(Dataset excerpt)
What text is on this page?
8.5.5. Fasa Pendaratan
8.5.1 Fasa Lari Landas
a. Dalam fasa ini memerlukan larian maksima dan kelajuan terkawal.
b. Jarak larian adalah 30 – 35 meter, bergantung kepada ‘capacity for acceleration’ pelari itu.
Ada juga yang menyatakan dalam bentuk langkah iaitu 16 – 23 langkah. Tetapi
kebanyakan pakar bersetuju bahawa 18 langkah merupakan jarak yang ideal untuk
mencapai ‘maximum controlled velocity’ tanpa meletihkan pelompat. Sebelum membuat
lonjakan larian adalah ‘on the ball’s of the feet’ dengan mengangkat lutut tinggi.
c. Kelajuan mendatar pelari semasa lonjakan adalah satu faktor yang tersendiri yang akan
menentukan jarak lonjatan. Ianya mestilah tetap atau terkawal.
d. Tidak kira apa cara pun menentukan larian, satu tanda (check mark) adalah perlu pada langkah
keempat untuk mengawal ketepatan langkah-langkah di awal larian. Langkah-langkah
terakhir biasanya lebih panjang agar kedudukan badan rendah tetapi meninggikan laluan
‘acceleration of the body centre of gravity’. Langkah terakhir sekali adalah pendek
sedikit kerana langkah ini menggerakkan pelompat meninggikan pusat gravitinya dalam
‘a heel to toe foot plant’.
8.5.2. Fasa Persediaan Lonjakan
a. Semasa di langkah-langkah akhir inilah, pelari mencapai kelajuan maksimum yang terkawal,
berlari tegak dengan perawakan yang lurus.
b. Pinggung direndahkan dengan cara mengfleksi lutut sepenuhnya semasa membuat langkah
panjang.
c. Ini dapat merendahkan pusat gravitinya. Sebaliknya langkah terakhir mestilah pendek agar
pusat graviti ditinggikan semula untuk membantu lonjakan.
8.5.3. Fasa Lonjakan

**Set exercise:** In the records above, how many lines hold the string "terakhir"? Reply with only the number.

**Answer to the problem:** 3